Compile every line that includes the word "this".

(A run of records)
━━━━

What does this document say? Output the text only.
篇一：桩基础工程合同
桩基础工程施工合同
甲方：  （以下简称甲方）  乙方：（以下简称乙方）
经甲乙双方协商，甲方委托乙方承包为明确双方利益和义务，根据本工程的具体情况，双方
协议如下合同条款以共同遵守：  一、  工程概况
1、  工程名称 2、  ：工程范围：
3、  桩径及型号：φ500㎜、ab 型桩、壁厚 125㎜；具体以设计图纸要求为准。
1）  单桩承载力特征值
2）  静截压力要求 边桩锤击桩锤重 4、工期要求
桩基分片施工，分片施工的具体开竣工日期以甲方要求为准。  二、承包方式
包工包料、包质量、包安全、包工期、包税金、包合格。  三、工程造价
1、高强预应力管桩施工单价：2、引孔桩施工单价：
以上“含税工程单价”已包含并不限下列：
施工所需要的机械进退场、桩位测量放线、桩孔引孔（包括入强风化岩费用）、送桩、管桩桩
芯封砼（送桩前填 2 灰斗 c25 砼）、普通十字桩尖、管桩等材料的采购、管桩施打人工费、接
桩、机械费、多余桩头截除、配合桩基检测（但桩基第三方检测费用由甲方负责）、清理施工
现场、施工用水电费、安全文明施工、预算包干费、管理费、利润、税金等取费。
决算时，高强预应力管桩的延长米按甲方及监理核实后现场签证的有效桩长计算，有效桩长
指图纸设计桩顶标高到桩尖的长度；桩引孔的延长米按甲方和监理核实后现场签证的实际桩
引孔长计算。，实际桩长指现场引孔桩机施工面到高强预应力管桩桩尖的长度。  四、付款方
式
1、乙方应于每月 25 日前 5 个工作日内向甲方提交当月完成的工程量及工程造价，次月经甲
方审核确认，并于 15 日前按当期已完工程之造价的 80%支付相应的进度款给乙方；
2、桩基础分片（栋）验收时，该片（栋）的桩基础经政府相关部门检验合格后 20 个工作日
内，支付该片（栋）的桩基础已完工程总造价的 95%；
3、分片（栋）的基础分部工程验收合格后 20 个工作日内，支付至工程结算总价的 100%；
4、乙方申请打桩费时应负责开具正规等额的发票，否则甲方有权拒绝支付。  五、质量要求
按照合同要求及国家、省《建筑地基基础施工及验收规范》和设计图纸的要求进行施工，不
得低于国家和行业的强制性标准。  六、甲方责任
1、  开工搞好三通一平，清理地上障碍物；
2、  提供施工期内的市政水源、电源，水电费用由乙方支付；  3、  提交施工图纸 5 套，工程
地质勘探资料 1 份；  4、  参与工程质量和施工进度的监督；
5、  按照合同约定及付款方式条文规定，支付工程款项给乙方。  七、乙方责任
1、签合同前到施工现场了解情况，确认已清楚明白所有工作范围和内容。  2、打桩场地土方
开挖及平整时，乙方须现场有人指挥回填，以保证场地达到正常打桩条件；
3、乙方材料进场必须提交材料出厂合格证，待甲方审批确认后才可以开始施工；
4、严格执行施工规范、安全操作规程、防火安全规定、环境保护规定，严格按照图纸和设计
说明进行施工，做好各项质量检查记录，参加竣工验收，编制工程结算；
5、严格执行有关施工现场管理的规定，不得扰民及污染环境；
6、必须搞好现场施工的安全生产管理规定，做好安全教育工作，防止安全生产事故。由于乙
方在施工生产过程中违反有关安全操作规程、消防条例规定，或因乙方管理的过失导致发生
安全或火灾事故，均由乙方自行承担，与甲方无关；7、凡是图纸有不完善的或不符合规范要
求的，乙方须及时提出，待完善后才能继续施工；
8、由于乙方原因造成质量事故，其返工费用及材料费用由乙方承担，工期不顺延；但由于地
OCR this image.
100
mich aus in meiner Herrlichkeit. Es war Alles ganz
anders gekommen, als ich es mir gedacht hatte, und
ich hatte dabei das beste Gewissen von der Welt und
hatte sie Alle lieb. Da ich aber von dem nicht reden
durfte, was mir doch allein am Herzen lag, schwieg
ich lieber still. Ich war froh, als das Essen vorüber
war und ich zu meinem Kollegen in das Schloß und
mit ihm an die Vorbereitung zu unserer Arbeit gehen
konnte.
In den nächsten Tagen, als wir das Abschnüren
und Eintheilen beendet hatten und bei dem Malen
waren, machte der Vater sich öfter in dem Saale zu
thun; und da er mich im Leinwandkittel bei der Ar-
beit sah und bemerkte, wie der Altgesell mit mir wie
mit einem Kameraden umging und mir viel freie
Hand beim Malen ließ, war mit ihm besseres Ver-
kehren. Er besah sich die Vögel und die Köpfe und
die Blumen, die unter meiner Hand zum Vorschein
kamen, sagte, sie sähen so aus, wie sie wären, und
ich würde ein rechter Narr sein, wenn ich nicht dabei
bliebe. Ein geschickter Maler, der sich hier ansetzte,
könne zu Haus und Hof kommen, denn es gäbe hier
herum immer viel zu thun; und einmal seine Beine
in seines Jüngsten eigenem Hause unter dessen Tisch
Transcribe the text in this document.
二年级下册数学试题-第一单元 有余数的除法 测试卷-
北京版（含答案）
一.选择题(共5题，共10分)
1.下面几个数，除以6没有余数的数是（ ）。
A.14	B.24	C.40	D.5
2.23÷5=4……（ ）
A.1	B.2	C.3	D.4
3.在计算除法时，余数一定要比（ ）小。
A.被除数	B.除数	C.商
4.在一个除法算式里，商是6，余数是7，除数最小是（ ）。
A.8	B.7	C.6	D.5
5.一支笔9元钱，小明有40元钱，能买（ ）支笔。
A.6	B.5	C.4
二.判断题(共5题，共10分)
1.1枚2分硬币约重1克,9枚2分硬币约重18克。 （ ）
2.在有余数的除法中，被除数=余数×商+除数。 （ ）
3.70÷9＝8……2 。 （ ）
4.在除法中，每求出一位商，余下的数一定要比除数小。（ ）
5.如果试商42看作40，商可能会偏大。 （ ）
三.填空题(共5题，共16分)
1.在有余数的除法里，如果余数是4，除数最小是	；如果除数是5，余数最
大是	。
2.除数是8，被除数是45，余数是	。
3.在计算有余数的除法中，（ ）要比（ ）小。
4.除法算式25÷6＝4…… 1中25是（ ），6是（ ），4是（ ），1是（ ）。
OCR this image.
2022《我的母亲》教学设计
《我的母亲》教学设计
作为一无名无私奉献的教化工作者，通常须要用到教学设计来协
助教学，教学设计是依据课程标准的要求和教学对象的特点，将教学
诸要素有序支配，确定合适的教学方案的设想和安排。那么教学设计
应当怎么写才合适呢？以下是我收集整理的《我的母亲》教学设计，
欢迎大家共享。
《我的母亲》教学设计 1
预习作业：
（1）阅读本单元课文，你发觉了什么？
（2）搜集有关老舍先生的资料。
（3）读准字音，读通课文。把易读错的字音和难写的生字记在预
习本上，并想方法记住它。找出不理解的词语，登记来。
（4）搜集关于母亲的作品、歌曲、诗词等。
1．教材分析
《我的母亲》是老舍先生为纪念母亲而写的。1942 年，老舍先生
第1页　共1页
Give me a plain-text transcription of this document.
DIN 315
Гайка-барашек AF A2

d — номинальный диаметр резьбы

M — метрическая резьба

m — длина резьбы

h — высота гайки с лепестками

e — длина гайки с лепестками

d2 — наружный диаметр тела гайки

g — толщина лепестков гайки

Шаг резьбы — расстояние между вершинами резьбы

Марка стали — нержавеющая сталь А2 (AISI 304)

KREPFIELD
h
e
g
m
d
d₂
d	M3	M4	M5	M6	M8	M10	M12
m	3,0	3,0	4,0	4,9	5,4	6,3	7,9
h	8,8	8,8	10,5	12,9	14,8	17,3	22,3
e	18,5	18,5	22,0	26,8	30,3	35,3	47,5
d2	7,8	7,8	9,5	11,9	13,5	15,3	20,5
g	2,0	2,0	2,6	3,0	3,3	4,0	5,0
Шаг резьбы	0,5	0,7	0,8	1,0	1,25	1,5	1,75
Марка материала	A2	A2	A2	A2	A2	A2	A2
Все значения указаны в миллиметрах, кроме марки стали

━━━━

**COMPLETED TASK:**
What does this document say? Output the text only.
OCR this image.
Transcribe the text in this document.
OCR this image.
Give me a plain-text transcription of this document.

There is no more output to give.